▶ Job: Pick out the lines below with "CALCULATED" and list them.

▶ Working data:
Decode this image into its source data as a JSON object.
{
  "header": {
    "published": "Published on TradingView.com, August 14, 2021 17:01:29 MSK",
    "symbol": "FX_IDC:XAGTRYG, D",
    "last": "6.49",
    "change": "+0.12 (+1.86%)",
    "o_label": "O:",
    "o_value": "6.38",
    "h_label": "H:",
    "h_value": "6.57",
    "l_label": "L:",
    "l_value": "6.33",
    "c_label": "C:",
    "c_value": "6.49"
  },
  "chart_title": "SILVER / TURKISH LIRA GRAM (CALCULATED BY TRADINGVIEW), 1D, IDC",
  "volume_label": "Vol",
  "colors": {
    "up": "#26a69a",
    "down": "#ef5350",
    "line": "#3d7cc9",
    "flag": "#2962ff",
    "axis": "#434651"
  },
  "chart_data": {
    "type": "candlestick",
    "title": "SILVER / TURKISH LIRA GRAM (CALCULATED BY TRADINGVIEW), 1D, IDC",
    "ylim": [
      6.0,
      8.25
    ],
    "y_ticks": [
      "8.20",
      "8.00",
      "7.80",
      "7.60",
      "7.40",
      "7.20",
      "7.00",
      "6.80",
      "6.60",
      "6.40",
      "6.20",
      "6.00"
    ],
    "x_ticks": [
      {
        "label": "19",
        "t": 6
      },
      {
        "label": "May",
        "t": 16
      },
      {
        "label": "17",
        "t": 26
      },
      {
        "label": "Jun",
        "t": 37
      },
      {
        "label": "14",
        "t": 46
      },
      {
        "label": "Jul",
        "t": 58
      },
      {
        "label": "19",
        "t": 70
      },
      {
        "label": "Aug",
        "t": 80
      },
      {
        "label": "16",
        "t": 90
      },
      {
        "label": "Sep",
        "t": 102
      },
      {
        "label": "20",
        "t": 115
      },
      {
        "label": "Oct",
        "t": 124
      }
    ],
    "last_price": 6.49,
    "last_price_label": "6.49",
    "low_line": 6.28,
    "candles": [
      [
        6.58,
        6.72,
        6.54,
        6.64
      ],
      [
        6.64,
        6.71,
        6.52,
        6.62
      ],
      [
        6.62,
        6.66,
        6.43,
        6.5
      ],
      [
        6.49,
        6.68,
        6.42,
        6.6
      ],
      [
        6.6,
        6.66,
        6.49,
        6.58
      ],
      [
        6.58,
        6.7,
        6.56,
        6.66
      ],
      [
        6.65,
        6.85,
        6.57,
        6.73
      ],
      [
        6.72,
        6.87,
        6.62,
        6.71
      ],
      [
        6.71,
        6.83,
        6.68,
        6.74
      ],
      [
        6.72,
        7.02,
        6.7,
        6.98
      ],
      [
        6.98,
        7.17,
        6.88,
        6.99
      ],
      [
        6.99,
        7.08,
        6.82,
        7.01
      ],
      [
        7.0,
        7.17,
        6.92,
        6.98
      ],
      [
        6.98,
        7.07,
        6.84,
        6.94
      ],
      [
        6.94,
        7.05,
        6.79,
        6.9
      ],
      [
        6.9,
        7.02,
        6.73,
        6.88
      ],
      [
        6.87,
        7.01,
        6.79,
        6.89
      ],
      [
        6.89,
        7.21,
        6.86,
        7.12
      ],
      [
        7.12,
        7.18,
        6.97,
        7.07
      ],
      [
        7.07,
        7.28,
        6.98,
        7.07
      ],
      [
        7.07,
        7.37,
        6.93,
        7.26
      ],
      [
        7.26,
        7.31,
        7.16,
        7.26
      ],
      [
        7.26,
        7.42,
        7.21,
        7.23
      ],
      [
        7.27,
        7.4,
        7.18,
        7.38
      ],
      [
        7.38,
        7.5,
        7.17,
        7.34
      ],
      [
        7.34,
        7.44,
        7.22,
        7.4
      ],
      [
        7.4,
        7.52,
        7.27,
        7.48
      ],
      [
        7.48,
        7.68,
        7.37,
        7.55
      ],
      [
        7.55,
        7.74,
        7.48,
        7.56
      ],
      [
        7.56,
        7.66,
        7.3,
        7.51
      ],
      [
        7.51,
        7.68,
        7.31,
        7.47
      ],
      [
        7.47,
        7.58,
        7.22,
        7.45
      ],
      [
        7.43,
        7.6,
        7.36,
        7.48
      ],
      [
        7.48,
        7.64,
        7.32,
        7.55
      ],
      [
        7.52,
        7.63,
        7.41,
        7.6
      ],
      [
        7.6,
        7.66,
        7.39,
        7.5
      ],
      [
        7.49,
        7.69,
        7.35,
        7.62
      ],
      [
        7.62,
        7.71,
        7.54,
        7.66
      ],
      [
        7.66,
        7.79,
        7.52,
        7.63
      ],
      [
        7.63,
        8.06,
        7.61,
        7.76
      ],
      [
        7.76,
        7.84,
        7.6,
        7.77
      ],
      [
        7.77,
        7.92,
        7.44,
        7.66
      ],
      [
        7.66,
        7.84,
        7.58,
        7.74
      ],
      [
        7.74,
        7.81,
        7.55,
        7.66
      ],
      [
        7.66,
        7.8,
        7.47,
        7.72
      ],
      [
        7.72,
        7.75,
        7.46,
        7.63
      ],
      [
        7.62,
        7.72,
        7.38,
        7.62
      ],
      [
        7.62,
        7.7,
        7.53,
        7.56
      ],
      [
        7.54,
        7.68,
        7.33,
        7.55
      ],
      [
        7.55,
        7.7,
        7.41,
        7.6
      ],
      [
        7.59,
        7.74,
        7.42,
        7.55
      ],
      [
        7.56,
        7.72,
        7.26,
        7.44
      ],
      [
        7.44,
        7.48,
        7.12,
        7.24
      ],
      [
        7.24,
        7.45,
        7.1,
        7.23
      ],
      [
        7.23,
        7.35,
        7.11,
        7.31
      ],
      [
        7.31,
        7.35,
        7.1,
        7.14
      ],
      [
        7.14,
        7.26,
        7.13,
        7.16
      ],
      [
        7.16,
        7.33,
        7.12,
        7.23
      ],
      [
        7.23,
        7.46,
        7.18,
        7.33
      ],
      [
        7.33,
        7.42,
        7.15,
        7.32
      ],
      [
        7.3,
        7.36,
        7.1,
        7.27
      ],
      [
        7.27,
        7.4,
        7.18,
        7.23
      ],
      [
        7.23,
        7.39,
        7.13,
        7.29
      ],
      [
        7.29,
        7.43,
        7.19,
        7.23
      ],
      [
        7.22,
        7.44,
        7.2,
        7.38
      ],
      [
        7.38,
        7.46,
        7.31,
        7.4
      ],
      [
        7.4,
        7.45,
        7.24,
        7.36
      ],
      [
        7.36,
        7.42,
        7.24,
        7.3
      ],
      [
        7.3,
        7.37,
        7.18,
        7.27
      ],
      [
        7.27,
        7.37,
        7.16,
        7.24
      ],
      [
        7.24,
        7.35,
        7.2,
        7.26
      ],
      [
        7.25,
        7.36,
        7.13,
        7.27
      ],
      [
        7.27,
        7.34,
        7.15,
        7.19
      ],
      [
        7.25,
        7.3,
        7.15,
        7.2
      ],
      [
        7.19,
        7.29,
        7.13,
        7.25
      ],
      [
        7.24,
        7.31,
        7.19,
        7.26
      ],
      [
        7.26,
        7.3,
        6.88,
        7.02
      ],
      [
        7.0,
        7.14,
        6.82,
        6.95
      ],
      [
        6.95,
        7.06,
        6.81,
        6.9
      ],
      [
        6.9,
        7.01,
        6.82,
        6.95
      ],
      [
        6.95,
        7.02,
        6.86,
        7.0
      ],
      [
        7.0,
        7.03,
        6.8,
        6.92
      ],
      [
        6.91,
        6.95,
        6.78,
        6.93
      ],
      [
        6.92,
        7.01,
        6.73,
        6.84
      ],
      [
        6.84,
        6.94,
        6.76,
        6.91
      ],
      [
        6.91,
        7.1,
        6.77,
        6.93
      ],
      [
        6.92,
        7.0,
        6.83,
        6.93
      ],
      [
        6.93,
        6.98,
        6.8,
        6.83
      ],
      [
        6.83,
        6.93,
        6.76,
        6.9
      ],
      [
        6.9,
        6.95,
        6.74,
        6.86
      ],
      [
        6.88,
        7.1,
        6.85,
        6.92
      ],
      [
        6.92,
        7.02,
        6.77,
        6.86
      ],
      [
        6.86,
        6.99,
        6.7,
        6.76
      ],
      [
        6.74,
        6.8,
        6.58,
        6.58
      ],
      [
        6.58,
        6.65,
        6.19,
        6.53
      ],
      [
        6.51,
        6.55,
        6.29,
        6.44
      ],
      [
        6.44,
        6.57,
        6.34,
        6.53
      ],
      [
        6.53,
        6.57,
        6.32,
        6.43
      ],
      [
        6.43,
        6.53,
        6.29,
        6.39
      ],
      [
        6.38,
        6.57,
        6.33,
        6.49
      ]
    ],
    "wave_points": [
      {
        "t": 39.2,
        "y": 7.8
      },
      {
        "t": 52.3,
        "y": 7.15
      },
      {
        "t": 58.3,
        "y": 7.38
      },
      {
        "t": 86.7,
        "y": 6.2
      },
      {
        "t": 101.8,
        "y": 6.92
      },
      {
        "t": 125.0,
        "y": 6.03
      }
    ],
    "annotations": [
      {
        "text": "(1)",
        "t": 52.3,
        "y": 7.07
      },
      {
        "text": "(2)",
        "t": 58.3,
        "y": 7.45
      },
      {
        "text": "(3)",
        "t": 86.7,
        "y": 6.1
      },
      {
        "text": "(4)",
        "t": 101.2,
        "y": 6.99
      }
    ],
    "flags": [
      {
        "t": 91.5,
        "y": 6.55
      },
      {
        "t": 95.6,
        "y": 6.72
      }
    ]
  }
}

▶ Finished task:
  "chart_title": "SILVER / TURKISH LIRA GRAM (CALCULATED BY TRADINGVIEW), 1D, IDC",
    "title": "SILVER / TURKISH LIRA GRAM (CALCULATED BY TRADINGVIEW), 1D, IDC",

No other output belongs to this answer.